Exercise aim → Identify the lines that contain the string "seconds" and report only how many there are.

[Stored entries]
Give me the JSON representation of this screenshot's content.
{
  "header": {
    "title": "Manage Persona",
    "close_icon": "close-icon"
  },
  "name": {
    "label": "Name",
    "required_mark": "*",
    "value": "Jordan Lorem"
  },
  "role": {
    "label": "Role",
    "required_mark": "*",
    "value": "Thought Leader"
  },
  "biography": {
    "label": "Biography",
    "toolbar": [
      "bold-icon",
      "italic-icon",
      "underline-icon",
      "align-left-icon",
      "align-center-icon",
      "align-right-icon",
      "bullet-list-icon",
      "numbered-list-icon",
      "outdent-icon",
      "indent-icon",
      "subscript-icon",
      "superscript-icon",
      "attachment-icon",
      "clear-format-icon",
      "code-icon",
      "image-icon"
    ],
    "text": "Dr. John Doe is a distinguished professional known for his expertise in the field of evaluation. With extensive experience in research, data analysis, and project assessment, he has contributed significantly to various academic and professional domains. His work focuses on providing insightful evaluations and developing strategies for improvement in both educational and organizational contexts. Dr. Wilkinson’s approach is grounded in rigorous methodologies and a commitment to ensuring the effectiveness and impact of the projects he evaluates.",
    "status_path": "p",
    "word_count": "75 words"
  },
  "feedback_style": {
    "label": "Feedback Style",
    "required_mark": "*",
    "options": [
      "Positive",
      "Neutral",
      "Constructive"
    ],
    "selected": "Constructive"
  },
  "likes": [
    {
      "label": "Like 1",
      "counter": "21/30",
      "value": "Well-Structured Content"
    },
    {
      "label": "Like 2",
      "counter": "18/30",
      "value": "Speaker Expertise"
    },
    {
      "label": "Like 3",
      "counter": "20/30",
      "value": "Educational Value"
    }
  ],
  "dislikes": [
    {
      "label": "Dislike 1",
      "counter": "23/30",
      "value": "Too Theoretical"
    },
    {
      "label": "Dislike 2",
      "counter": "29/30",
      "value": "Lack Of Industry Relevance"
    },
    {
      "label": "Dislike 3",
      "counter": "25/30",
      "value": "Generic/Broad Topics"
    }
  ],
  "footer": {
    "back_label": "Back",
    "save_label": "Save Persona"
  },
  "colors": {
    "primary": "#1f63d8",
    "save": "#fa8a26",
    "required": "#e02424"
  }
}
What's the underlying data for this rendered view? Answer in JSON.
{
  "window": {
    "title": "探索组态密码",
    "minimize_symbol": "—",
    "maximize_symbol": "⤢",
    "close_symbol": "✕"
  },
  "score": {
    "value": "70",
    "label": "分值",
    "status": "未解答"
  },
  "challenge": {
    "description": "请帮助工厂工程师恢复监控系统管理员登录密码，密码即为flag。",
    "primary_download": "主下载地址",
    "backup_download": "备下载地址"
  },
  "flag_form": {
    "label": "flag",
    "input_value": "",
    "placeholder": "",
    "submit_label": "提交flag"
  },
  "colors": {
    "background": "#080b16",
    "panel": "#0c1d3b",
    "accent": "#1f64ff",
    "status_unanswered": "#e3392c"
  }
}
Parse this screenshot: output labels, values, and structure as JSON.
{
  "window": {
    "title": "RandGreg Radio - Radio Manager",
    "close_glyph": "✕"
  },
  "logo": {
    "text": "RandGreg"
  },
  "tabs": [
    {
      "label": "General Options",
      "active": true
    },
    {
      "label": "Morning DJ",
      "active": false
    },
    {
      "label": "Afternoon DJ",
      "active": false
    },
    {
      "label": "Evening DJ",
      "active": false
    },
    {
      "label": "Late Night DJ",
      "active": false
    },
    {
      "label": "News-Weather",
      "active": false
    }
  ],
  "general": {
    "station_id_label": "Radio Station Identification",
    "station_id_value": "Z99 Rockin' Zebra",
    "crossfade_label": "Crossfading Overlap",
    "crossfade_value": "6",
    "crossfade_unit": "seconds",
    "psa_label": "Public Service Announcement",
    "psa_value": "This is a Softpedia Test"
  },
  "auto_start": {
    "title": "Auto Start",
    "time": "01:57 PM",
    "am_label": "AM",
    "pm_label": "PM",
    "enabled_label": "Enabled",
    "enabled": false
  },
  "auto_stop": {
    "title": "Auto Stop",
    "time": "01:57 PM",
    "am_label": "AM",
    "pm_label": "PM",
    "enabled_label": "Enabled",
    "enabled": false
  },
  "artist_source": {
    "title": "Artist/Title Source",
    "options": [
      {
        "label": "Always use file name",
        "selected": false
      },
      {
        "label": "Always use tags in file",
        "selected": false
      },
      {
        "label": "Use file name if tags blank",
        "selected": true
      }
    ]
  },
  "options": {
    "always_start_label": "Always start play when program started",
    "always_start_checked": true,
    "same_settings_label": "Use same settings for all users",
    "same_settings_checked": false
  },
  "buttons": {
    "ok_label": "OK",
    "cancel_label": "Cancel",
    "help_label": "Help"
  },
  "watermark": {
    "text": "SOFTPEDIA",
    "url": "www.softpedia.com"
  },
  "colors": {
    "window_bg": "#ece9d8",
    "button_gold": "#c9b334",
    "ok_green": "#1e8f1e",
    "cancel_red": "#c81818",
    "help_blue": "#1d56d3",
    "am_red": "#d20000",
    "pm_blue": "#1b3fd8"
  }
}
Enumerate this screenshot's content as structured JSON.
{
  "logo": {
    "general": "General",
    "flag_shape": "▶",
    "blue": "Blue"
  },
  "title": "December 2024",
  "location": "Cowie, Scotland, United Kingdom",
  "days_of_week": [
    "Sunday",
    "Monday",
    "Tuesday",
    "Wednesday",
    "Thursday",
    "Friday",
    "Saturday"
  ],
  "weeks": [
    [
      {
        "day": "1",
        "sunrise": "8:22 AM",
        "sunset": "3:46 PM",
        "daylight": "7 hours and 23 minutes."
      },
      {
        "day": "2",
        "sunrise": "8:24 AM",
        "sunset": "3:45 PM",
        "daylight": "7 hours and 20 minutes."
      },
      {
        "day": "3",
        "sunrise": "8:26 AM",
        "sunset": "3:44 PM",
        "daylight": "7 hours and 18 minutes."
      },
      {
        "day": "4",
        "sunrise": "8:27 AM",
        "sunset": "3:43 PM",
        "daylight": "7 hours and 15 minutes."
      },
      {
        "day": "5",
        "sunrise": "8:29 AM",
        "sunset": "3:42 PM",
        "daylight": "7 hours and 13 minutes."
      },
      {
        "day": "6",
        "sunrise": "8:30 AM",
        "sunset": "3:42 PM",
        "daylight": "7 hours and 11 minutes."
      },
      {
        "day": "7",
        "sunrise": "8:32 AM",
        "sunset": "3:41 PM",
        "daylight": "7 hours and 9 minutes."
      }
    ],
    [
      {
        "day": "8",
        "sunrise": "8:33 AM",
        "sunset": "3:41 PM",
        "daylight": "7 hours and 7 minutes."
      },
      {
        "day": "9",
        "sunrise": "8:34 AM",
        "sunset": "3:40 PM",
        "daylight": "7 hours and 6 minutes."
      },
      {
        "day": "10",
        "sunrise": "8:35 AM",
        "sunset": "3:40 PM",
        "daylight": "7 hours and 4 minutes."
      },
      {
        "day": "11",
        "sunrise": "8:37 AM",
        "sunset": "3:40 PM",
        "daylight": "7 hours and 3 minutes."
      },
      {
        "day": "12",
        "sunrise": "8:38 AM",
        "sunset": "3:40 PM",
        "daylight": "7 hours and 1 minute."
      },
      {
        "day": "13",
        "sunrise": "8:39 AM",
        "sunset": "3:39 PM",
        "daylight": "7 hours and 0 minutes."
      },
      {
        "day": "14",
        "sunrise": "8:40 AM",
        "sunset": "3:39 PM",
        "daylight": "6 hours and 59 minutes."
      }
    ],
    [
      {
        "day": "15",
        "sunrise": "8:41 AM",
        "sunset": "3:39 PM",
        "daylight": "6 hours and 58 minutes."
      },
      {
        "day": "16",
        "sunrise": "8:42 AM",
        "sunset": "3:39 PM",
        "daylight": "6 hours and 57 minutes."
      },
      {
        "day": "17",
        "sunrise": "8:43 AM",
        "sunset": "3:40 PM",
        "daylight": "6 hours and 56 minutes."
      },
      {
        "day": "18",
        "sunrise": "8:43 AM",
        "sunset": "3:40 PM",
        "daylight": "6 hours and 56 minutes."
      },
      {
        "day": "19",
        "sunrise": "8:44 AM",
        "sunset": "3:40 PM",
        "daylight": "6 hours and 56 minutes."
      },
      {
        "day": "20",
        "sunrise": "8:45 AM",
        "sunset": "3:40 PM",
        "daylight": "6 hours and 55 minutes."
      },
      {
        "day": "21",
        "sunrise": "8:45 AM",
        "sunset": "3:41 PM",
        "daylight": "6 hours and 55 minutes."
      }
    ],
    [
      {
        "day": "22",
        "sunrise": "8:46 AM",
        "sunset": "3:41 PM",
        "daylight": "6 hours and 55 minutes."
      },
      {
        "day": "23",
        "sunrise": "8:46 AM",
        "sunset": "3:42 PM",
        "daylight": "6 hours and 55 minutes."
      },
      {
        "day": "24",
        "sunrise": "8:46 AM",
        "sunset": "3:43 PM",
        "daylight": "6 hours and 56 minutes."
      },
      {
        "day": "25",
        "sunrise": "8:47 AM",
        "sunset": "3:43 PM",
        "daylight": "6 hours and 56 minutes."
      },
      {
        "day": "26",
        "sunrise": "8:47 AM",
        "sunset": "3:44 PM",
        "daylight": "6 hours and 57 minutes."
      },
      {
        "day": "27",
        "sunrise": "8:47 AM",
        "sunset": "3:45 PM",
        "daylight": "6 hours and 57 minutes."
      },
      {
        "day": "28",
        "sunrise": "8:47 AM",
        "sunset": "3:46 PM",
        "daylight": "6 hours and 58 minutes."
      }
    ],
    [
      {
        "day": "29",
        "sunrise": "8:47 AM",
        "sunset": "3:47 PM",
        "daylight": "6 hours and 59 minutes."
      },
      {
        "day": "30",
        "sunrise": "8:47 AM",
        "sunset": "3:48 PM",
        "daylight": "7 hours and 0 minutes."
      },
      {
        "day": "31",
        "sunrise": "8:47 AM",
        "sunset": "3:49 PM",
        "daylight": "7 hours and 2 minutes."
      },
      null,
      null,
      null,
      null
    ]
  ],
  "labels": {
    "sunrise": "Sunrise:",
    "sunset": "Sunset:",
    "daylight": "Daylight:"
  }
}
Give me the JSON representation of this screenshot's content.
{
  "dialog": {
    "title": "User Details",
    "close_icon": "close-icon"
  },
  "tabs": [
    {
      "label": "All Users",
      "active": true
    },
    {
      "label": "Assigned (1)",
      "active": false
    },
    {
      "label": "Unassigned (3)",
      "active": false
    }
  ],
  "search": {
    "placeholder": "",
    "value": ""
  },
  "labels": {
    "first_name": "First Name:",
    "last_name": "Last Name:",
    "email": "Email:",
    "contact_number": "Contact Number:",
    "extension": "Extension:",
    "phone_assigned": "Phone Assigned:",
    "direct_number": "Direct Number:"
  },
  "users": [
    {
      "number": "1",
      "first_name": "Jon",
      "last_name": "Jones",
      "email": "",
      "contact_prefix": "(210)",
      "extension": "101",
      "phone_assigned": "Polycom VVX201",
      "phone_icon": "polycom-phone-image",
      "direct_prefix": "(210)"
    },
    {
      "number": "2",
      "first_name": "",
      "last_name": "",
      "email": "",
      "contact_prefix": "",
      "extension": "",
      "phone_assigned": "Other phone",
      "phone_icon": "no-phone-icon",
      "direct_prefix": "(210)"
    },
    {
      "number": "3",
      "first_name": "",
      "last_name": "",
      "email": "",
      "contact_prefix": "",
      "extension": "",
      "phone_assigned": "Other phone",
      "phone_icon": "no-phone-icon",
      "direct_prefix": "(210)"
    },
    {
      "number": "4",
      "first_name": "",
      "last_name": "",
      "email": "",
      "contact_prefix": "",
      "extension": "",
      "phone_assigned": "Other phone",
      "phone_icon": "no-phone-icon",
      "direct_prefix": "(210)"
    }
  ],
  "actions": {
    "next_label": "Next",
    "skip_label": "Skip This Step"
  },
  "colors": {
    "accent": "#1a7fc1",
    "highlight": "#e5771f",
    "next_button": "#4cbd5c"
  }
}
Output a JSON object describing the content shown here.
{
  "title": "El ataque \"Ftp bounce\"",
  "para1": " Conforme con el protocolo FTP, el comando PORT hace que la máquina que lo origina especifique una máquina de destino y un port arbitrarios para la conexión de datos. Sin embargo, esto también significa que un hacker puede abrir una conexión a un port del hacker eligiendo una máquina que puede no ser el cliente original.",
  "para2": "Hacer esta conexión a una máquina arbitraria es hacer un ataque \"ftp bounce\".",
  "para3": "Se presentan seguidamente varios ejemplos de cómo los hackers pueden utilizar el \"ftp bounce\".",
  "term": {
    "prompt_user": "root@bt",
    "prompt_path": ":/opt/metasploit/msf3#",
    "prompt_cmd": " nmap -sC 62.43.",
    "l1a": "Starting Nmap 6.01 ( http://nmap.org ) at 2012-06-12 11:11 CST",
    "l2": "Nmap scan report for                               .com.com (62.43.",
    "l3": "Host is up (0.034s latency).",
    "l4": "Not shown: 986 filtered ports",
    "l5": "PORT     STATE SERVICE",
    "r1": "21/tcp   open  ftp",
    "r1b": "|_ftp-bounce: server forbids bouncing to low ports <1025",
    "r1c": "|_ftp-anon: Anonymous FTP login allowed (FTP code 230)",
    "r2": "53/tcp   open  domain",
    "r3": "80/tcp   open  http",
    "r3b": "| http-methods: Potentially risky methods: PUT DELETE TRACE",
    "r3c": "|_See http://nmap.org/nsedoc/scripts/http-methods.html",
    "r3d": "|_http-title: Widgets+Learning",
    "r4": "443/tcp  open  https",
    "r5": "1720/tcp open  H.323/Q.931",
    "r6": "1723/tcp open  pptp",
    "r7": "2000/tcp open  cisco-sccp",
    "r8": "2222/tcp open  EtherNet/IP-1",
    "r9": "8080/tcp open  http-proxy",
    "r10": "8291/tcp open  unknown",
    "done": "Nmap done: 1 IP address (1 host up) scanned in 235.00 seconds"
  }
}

Reply → 2